The listing below is to be output in its exact form.

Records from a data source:
----

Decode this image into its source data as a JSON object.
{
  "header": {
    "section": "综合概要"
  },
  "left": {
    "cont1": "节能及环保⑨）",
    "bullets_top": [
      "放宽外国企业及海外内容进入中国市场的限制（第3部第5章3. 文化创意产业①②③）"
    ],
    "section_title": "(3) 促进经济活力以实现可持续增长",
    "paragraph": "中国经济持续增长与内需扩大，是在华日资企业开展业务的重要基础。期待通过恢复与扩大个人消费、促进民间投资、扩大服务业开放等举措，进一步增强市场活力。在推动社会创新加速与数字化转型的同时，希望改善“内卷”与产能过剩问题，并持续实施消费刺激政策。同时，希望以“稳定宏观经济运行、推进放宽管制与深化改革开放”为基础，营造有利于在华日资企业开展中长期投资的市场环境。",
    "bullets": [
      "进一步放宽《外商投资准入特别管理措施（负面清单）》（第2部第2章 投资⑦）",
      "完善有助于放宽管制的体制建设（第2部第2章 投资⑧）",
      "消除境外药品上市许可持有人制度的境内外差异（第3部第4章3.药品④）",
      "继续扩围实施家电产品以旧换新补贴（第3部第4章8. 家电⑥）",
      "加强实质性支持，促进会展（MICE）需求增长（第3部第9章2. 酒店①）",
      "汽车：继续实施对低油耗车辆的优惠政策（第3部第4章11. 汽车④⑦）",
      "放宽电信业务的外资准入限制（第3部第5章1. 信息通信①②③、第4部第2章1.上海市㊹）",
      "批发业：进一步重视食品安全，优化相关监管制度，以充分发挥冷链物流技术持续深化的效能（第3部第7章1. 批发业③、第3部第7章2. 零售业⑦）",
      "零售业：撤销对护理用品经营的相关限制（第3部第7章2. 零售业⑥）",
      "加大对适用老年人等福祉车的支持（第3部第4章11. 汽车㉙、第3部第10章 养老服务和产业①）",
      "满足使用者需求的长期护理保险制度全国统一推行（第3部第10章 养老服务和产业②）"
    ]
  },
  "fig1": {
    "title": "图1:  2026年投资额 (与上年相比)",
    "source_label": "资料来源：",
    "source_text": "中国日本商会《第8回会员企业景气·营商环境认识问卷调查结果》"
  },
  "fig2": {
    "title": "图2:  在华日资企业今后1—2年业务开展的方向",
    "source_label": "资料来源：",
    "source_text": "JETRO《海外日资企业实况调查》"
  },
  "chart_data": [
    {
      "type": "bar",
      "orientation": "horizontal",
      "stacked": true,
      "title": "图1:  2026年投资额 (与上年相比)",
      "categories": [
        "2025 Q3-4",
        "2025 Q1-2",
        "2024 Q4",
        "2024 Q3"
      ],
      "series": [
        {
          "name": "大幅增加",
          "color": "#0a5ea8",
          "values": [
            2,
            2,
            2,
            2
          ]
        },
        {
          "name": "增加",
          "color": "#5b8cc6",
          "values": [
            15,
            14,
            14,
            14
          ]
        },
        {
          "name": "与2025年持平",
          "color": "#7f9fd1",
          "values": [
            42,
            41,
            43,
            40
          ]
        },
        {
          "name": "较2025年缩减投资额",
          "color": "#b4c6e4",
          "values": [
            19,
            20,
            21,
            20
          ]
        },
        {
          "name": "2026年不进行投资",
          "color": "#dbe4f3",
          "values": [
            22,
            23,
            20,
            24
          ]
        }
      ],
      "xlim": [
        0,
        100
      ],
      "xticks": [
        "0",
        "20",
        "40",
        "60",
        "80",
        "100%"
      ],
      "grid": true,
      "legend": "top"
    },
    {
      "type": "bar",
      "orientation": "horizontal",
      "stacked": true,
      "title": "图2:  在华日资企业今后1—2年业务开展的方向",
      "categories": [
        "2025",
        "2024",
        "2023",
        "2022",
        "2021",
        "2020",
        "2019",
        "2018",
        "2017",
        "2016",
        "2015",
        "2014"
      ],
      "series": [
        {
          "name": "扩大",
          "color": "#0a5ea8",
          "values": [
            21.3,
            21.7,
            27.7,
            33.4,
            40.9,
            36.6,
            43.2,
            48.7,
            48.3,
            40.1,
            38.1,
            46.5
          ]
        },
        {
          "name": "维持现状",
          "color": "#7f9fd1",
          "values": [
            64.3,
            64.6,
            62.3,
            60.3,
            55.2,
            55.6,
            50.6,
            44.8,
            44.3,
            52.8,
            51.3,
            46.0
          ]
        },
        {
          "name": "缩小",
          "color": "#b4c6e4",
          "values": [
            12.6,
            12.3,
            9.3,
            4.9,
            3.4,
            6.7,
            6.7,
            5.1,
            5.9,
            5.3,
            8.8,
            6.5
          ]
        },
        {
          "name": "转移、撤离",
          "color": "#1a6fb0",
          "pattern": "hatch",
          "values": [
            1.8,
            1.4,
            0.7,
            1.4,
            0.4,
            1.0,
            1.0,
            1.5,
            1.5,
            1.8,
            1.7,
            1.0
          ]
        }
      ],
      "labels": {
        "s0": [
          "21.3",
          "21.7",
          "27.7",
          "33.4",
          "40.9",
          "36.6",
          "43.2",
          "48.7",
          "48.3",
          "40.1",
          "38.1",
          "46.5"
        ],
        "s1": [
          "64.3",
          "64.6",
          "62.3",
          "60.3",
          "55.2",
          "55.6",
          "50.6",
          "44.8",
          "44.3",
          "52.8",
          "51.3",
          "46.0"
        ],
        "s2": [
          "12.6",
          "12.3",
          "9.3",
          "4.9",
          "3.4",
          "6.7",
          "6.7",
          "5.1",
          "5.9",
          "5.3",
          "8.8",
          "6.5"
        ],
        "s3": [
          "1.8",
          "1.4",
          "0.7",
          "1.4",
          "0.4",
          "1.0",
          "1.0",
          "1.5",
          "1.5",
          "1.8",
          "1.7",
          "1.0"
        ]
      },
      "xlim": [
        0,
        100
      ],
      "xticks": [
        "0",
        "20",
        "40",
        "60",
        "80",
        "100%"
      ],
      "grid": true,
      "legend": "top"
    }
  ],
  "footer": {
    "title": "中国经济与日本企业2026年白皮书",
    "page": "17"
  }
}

----

* _Exercise result_:
Decode this image into its source data as a JSON object.
{
  "header": {
    "section": "综合概要"
  },
  "left": {
    "cont1": "节能及环保⑨）",
    "bullets_top": [
      "放宽外国企业及海外内容进入中国市场的限制（第3部第5章3. 文化创意产业①②③）"
    ],
    "section_title": "(3) 促进经济活力以实现可持续增长",
    "paragraph": "中国经济持续增长与内需扩大，是在华日资企业开展业务的重要基础。期待通过恢复与扩大个人消费、促进民间投资、扩大服务业开放等举措，进一步增强市场活力。在推动社会创新加速与数字化转型的同时，希望改善“内卷”与产能过剩问题，并持续实施消费刺激政策。同时，希望以“稳定宏观经济运行、推进放宽管制与深化改革开放”为基础，营造有利于在华日资企业开展中长期投资的市场环境。",
    "bullets": [
      "进一步放宽《外商投资准入特别管理措施（负面清单）》（第2部第2章 投资⑦）",
      "完善有助于放宽管制的体制建设（第2部第2章 投资⑧）",
      "消除境外药品上市许可持有人制度的境内外差异（第3部第4章3.药品④）",
      "继续扩围实施家电产品以旧换新补贴（第3部第4章8. 家电⑥）",
      "加强实质性支持，促进会展（MICE）需求增长（第3部第9章2. 酒店①）",
      "汽车：继续实施对低油耗车辆的优惠政策（第3部第4章11. 汽车④⑦）",
      "放宽电信业务的外资准入限制（第3部第5章1. 信息通信①②③、第4部第2章1.上海市㊹）",
      "批发业：进一步重视食品安全，优化相关监管制度，以充分发挥冷链物流技术持续深化的效能（第3部第7章1. 批发业③、第3部第7章2. 零售业⑦）",
      "零售业：撤销对护理用品经营的相关限制（第3部第7章2. 零售业⑥）",
      "加大对适用老年人等福祉车的支持（第3部第4章11. 汽车㉙、第3部第10章 养老服务和产业①）",
      "满足使用者需求的长期护理保险制度全国统一推行（第3部第10章 养老服务和产业②）"
    ]
  },
  "fig1": {
    "title": "图1:  2026年投资额 (与上年相比)",
    "source_label": "资料来源：",
    "source_text": "中国日本商会《第8回会员企业景气·营商环境认识问卷调查结果》"
  },
  "fig2": {
    "title": "图2:  在华日资企业今后1—2年业务开展的方向",
    "source_label": "资料来源：",
    "source_text": "JETRO《海外日资企业实况调查》"
  },
  "chart_data": [
    {
      "type": "bar",
      "orientation": "horizontal",
      "stacked": true,
      "title": "图1:  2026年投资额 (与上年相比)",
      "categories": [
        "2025 Q3-4",
        "2025 Q1-2",
        "2024 Q4",
        "2024 Q3"
      ],
      "series": [
        {
          "name": "大幅增加",
          "color": "#0a5ea8",
          "values": [
            2,
            2,
            2,
            2
          ]
        },
        {
          "name": "增加",
          "color": "#5b8cc6",
          "values": [
            15,
            14,
            14,
            14
          ]
        },
        {
          "name": "与2025年持平",
          "color": "#7f9fd1",
          "values": [
            42,
            41,
            43,
            40
          ]
        },
        {
          "name": "较2025年缩减投资额",
          "color": "#b4c6e4",
          "values": [
            19,
            20,
            21,
            20
          ]
        },
        {
          "name": "2026年不进行投资",
          "color": "#dbe4f3",
          "values": [
            22,
            23,
            20,
            24
          ]
        }
      ],
      "xlim": [
        0,
        100
      ],
      "xticks": [
        "0",
        "20",
        "40",
        "60",
        "80",
        "100%"
      ],
      "grid": true,
      "legend": "top"
    },
    {
      "type": "bar",
      "orientation": "horizontal",
      "stacked": true,
      "title": "图2:  在华日资企业今后1—2年业务开展的方向",
      "categories": [
        "2025",
        "2024",
        "2023",
        "2022",
        "2021",
        "2020",
        "2019",
        "2018",
        "2017",
        "2016",
        "2015",
        "2014"
      ],
      "series": [
        {
          "name": "扩大",
          "color": "#0a5ea8",
          "values": [
            21.3,
            21.7,
            27.7,
            33.4,
            40.9,
            36.6,
            43.2,
            48.7,
            48.3,
            40.1,
            38.1,
            46.5
          ]
        },
        {
          "name": "维持现状",
          "color": "#7f9fd1",
          "values": [
            64.3,
            64.6,
            62.3,
            60.3,
            55.2,
            55.6,
            50.6,
            44.8,
            44.3,
            52.8,
            51.3,
            46.0
          ]
        },
        {
          "name": "缩小",
          "color": "#b4c6e4",
          "values": [
            12.6,
            12.3,
            9.3,
            4.9,
            3.4,
            6.7,
            6.7,
            5.1,
            5.9,
            5.3,
            8.8,
            6.5
          ]
        },
        {
          "name": "转移、撤离",
          "color": "#1a6fb0",
          "pattern": "hatch",
          "values": [
            1.8,
            1.4,
            0.7,
            1.4,
            0.4,
            1.0,
            1.0,
            1.5,
            1.5,
            1.8,
            1.7,
            1.0
          ]
        }
      ],
      "labels": {
        "s0": [
          "21.3",
          "21.7",
          "27.7",
          "33.4",
          "40.9",
          "36.6",
          "43.2",
          "48.7",
          "48.3",
          "40.1",
          "38.1",
          "46.5"
        ],
        "s1": [
          "64.3",
          "64.6",
          "62.3",
          "60.3",
          "55.2",
          "55.6",
          "50.6",
          "44.8",
          "44.3",
          "52.8",
          "51.3",
          "46.0"
        ],
        "s2": [
          "12.6",
          "12.3",
          "9.3",
          "4.9",
          "3.4",
          "6.7",
          "6.7",
          "5.1",
          "5.9",
          "5.3",
          "8.8",
          "6.5"
        ],
        "s3": [
          "1.8",
          "1.4",
          "0.7",
          "1.4",
          "0.4",
          "1.0",
          "1.0",
          "1.5",
          "1.5",
          "1.8",
          "1.7",
          "1.0"
        ]
      },
      "xlim": [
        0,
        100
      ],
      "xticks": [
        "0",
        "20",
        "40",
        "60",
        "80",
        "100%"
      ],
      "grid": true,
      "legend": "top"
    }
  ],
  "footer": {
    "title": "中国经济与日本企业2026年白皮书",
    "page": "17"
  }
}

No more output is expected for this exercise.